In the data below, from the line with "identify all the" up to and including the line with "bar-set1-series1 <box>121 593 244 597</box>", swap "Optimizer" for "Plugin" and give back only those lines, otherwise unchanged. Leave the pictures out of your answer.

--- start DATASET RECORDS ---

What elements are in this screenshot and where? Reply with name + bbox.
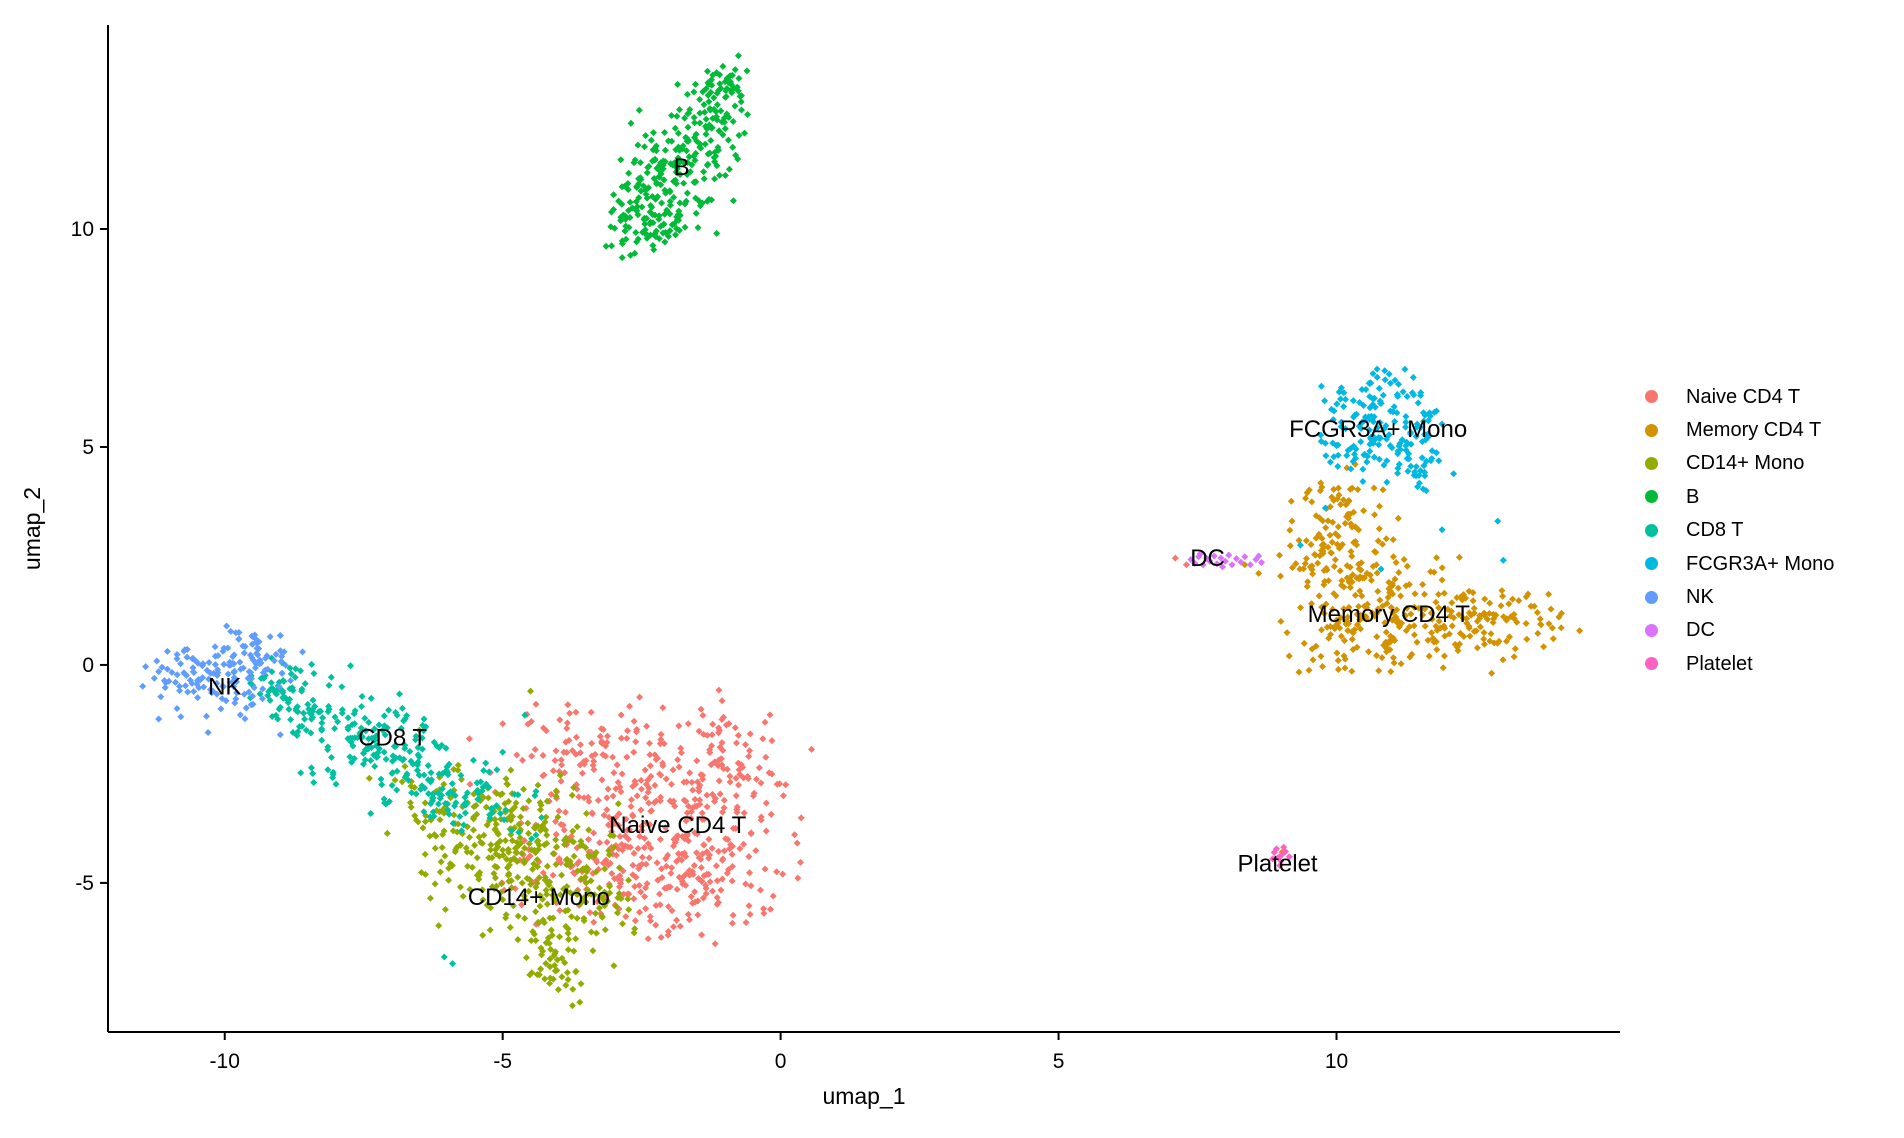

--- end DATASET RECORDS ---
--- start DATASET RECORDS ---

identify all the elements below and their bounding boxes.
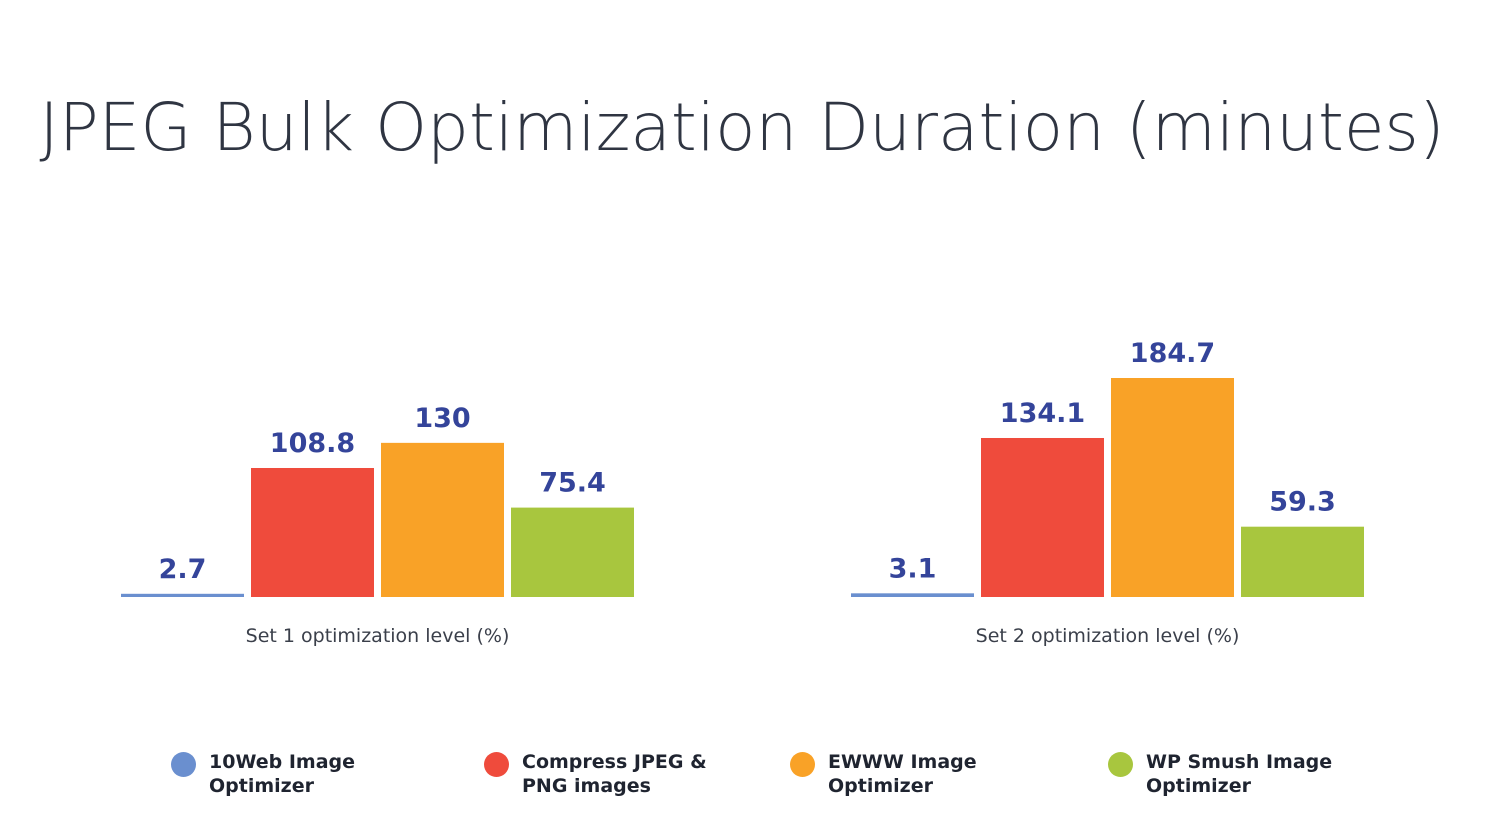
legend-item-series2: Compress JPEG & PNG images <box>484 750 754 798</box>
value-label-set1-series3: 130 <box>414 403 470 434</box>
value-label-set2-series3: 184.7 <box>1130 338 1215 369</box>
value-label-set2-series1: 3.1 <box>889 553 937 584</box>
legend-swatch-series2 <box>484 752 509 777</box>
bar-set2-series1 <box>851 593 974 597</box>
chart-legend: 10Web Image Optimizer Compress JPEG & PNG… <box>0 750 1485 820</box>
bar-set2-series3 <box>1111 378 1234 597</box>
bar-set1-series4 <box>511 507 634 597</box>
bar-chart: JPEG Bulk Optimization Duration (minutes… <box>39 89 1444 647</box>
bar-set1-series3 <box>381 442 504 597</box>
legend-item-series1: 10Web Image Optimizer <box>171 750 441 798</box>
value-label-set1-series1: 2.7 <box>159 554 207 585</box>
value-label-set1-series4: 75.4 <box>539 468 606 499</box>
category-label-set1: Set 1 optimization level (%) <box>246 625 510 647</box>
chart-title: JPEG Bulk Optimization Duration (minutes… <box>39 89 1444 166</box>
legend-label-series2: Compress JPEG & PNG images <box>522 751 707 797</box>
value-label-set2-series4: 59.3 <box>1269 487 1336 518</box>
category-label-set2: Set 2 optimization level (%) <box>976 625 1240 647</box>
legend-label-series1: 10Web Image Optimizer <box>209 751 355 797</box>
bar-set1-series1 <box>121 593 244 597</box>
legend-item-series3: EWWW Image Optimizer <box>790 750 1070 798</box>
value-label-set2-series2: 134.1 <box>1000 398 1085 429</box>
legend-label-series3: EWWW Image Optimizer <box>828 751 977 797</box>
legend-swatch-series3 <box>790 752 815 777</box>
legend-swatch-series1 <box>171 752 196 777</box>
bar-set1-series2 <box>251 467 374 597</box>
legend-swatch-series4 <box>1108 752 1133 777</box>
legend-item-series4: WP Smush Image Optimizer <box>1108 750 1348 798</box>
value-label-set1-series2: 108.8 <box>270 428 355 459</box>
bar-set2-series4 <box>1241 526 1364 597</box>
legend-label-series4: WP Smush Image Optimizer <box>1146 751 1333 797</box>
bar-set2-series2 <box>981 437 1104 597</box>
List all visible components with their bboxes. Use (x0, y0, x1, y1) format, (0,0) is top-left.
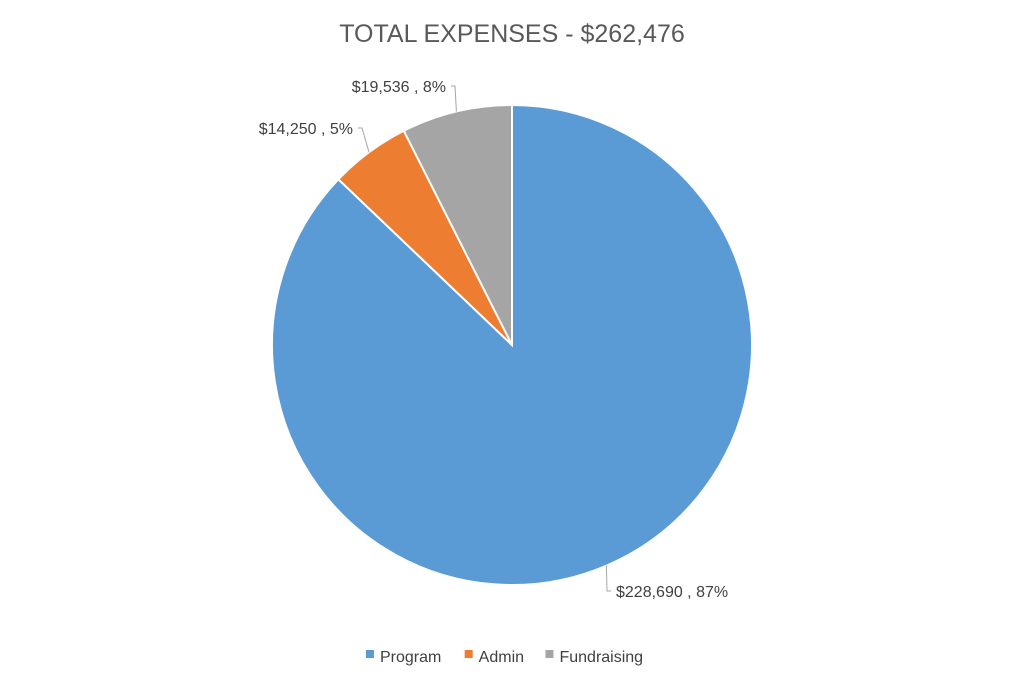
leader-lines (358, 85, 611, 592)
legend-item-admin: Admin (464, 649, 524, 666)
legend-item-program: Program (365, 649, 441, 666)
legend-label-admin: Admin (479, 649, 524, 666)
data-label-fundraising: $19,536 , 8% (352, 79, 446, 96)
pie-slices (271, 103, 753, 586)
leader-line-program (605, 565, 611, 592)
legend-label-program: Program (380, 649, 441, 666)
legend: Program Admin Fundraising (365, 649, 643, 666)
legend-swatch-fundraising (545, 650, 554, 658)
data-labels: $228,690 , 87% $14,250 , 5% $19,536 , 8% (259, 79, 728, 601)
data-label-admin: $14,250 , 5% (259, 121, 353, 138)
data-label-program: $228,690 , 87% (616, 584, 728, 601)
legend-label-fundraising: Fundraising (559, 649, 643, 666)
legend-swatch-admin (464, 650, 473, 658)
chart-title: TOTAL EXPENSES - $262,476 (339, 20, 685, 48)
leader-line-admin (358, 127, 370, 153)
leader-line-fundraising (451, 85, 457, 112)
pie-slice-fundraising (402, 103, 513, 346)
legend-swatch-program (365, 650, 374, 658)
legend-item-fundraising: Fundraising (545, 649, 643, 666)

--- end DATASET RECORDS ---

**RESPONSE FOR THIS EXERCISE:**
identify all the elements below and their bounding boxes.
legend-item-series2: Compress JPEG & PNG images <box>484 750 754 798</box>
value-label-set1-series3: 130 <box>414 403 470 434</box>
value-label-set2-series3: 184.7 <box>1130 338 1215 369</box>
value-label-set2-series1: 3.1 <box>889 553 937 584</box>
legend-swatch-series2 <box>484 752 509 777</box>
bar-set2-series1 <box>851 593 974 597</box>
chart-legend: 10Web Image Plugin Compress JPEG & PNG… <box>0 750 1485 820</box>
bar-set2-series3 <box>1111 378 1234 597</box>
bar-set1-series4 <box>511 507 634 597</box>
bar-chart: JPEG Bulk Optimization Duration (minutes… <box>39 89 1444 647</box>
bar-set1-series3 <box>381 442 504 597</box>
legend-item-series1: 10Web Image Plugin <box>171 750 441 798</box>
value-label-set1-series1: 2.7 <box>159 554 207 585</box>
value-label-set1-series4: 75.4 <box>539 468 606 499</box>
category-label-set1: Set 1 optimization level (%) <box>246 625 510 647</box>
chart-title: JPEG Bulk Optimization Duration (minutes… <box>39 89 1444 166</box>
legend-label-series2: Compress JPEG & PNG images <box>522 751 707 797</box>
value-label-set2-series4: 59.3 <box>1269 487 1336 518</box>
category-label-set2: Set 2 optimization level (%) <box>976 625 1240 647</box>
legend-label-series1: 10Web Image Plugin <box>209 751 355 797</box>
bar-set1-series1 <box>121 593 244 597</box>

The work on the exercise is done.